* _WHAT THE TASK ASKS_: Retype each record below word for word. Leave the pictures out.

▼▼▼

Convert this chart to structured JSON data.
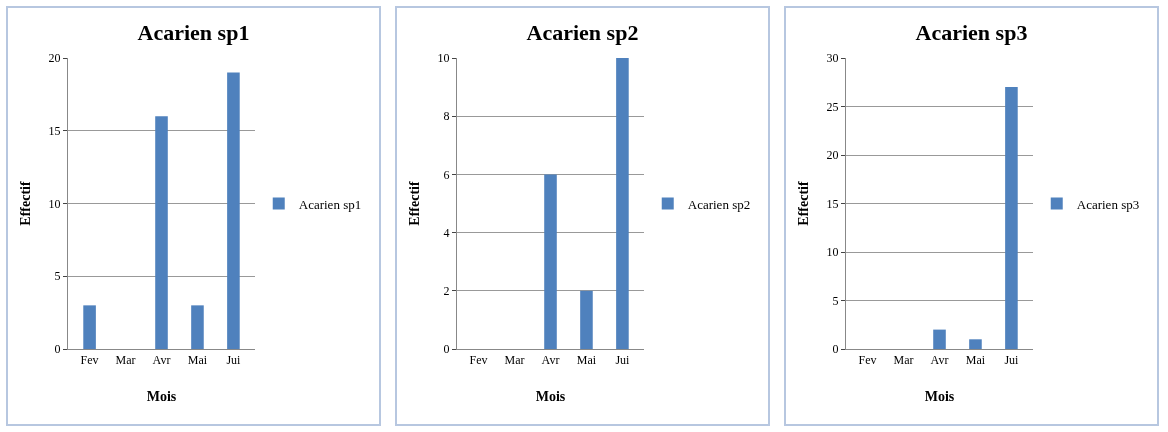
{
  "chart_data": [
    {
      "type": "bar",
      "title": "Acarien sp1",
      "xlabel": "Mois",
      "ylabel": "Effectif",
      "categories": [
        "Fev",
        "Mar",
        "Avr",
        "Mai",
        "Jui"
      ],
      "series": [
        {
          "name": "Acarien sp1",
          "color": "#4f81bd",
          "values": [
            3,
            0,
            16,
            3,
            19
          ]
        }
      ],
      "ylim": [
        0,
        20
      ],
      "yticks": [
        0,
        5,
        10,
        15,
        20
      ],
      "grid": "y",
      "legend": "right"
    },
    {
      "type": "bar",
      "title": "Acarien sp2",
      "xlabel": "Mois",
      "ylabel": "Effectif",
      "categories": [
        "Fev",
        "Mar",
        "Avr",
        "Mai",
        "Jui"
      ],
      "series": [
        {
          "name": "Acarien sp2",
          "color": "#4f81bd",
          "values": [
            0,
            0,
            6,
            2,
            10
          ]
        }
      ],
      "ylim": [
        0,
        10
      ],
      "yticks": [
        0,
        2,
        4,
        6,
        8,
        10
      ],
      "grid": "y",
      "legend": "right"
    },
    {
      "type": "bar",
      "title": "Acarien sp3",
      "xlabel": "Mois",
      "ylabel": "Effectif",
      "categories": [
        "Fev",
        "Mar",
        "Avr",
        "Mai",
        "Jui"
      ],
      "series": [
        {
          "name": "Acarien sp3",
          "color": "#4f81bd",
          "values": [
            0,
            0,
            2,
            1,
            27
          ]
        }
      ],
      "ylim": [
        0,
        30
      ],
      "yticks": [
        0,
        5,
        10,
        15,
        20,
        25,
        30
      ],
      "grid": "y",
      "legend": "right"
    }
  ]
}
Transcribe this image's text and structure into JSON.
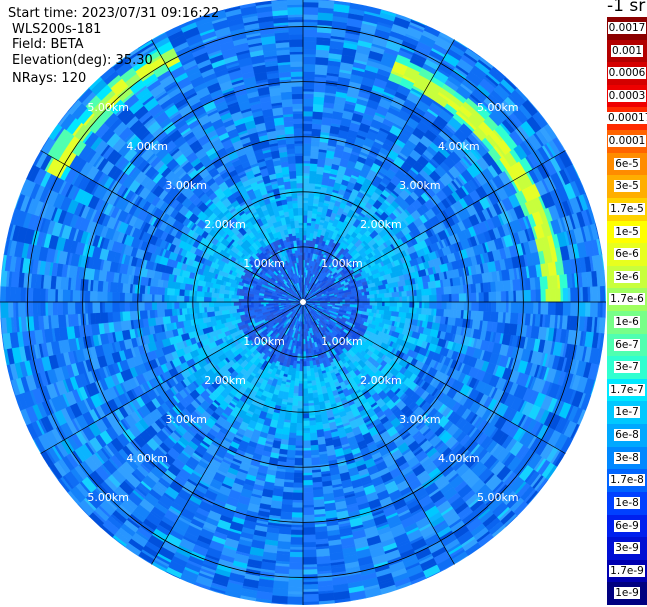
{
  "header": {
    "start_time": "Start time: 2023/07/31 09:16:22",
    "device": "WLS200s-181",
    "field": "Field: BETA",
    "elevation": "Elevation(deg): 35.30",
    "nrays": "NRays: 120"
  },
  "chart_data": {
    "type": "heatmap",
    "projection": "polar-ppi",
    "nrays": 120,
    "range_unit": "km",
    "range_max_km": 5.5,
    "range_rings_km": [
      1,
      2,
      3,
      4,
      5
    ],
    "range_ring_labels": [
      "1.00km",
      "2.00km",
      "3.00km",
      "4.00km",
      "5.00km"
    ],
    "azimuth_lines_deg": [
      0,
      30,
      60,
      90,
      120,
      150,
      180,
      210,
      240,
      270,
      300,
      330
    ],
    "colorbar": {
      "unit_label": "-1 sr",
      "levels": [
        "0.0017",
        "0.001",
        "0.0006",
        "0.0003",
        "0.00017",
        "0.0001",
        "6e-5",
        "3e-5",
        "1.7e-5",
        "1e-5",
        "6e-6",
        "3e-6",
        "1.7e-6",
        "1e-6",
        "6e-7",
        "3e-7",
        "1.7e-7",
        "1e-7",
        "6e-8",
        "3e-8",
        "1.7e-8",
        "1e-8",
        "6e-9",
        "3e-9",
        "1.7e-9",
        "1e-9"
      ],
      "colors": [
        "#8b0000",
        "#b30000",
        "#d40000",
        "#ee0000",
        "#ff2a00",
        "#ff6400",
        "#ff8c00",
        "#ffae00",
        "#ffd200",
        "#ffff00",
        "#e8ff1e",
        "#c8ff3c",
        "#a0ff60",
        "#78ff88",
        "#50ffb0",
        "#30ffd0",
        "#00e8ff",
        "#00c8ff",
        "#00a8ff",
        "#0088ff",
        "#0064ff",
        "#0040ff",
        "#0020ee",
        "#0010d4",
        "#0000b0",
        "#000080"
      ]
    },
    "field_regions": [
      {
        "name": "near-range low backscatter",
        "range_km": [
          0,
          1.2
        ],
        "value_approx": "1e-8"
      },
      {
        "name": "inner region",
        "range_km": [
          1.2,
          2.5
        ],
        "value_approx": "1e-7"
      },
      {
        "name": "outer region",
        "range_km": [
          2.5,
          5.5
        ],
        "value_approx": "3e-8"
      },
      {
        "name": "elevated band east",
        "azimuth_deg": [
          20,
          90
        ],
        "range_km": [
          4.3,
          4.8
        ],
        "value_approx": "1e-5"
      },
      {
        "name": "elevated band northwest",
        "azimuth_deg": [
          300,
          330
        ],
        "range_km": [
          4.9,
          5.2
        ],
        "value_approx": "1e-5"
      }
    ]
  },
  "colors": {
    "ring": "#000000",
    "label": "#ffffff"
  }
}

▲▲▲

* _FINISHED ANSWER_:
Convert this chart to structured JSON data.
{
  "chart_data": [
    {
      "type": "bar",
      "title": "Acarien sp1",
      "xlabel": "Mois",
      "ylabel": "Effectif",
      "categories": [
        "Fev",
        "Mar",
        "Avr",
        "Mai",
        "Jui"
      ],
      "series": [
        {
          "name": "Acarien sp1",
          "color": "#4f81bd",
          "values": [
            3,
            0,
            16,
            3,
            19
          ]
        }
      ],
      "ylim": [
        0,
        20
      ],
      "yticks": [
        0,
        5,
        10,
        15,
        20
      ],
      "grid": "y",
      "legend": "right"
    },
    {
      "type": "bar",
      "title": "Acarien sp2",
      "xlabel": "Mois",
      "ylabel": "Effectif",
      "categories": [
        "Fev",
        "Mar",
        "Avr",
        "Mai",
        "Jui"
      ],
      "series": [
        {
          "name": "Acarien sp2",
          "color": "#4f81bd",
          "values": [
            0,
            0,
            6,
            2,
            10
          ]
        }
      ],
      "ylim": [
        0,
        10
      ],
      "yticks": [
        0,
        2,
        4,
        6,
        8,
        10
      ],
      "grid": "y",
      "legend": "right"
    },
    {
      "type": "bar",
      "title": "Acarien sp3",
      "xlabel": "Mois",
      "ylabel": "Effectif",
      "categories": [
        "Fev",
        "Mar",
        "Avr",
        "Mai",
        "Jui"
      ],
      "series": [
        {
          "name": "Acarien sp3",
          "color": "#4f81bd",
          "values": [
            0,
            0,
            2,
            1,
            27
          ]
        }
      ],
      "ylim": [
        0,
        30
      ],
      "yticks": [
        0,
        5,
        10,
        15,
        20,
        25,
        30
      ],
      "grid": "y",
      "legend": "right"
    }
  ]
}
Transcribe this image's text and structure into JSON.
{
  "header": {
    "start_time": "Start time: 2023/07/31 09:16:22",
    "device": "WLS200s-181",
    "field": "Field: BETA",
    "elevation": "Elevation(deg): 35.30",
    "nrays": "NRays: 120"
  },
  "chart_data": {
    "type": "heatmap",
    "projection": "polar-ppi",
    "nrays": 120,
    "range_unit": "km",
    "range_max_km": 5.5,
    "range_rings_km": [
      1,
      2,
      3,
      4,
      5
    ],
    "range_ring_labels": [
      "1.00km",
      "2.00km",
      "3.00km",
      "4.00km",
      "5.00km"
    ],
    "azimuth_lines_deg": [
      0,
      30,
      60,
      90,
      120,
      150,
      180,
      210,
      240,
      270,
      300,
      330
    ],
    "colorbar": {
      "unit_label": "-1 sr",
      "levels": [
        "0.0017",
        "0.001",
        "0.0006",
        "0.0003",
        "0.00017",
        "0.0001",
        "6e-5",
        "3e-5",
        "1.7e-5",
        "1e-5",
        "6e-6",
        "3e-6",
        "1.7e-6",
        "1e-6",
        "6e-7",
        "3e-7",
        "1.7e-7",
        "1e-7",
        "6e-8",
        "3e-8",
        "1.7e-8",
        "1e-8",
        "6e-9",
        "3e-9",
        "1.7e-9",
        "1e-9"
      ],
      "colors": [
        "#8b0000",
        "#b30000",
        "#d40000",
        "#ee0000",
        "#ff2a00",
        "#ff6400",
        "#ff8c00",
        "#ffae00",
        "#ffd200",
        "#ffff00",
        "#e8ff1e",
        "#c8ff3c",
        "#a0ff60",
        "#78ff88",
        "#50ffb0",
        "#30ffd0",
        "#00e8ff",
        "#00c8ff",
        "#00a8ff",
        "#0088ff",
        "#0064ff",
        "#0040ff",
        "#0020ee",
        "#0010d4",
        "#0000b0",
        "#000080"
      ]
    },
    "field_regions": [
      {
        "name": "near-range low backscatter",
        "range_km": [
          0,
          1.2
        ],
        "value_approx": "1e-8"
      },
      {
        "name": "inner region",
        "range_km": [
          1.2,
          2.5
        ],
        "value_approx": "1e-7"
      },
      {
        "name": "outer region",
        "range_km": [
          2.5,
          5.5
        ],
        "value_approx": "3e-8"
      },
      {
        "name": "elevated band east",
        "azimuth_deg": [
          20,
          90
        ],
        "range_km": [
          4.3,
          4.8
        ],
        "value_approx": "1e-5"
      },
      {
        "name": "elevated band northwest",
        "azimuth_deg": [
          300,
          330
        ],
        "range_km": [
          4.9,
          5.2
        ],
        "value_approx": "1e-5"
      }
    ]
  },
  "colors": {
    "ring": "#000000",
    "label": "#ffffff"
  }
}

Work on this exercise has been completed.